## Entries taken from a collection
*-*-*
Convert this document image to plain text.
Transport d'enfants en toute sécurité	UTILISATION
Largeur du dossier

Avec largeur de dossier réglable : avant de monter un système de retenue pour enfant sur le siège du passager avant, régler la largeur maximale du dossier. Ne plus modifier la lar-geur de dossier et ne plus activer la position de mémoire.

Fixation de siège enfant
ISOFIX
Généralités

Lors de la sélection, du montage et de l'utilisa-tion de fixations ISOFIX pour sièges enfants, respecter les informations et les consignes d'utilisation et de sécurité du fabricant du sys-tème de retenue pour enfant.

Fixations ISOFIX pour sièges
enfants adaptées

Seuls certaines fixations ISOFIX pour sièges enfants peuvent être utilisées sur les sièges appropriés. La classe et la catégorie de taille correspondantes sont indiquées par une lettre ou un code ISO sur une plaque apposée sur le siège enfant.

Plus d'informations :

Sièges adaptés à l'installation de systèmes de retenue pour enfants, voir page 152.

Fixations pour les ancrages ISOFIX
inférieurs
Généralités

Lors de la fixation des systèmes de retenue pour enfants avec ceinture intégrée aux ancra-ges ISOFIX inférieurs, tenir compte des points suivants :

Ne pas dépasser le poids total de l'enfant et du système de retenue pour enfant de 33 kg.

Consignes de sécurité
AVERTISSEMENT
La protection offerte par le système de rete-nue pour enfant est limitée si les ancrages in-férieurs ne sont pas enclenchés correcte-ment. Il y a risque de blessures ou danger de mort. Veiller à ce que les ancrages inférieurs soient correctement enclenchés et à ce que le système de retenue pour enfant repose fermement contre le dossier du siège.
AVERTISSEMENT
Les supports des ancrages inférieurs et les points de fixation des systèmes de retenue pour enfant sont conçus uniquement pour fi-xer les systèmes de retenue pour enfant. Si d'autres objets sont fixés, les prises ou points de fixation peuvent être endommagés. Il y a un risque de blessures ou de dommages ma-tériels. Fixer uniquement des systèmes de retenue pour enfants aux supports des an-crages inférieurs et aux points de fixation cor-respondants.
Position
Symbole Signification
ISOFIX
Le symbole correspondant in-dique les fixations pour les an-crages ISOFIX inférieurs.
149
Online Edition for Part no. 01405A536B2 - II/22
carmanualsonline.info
*-*-*
## PROBLEM DESCRIPTION
All lines that include "Lors" are to be gathered and copied.

## WORKED ANSWER
Lors de la sélection, du montage et de l'utilisa-tion de fixations ISOFIX pour sièges enfants, respecter les informations et les consignes d'utilisation et de sécurité du fabricant du sys-tème de retenue pour enfant.
Lors de la fixation des systèmes de retenue pour enfants avec ceinture intégrée aux ancra-ges ISOFIX inférieurs, tenir compte des points suivants :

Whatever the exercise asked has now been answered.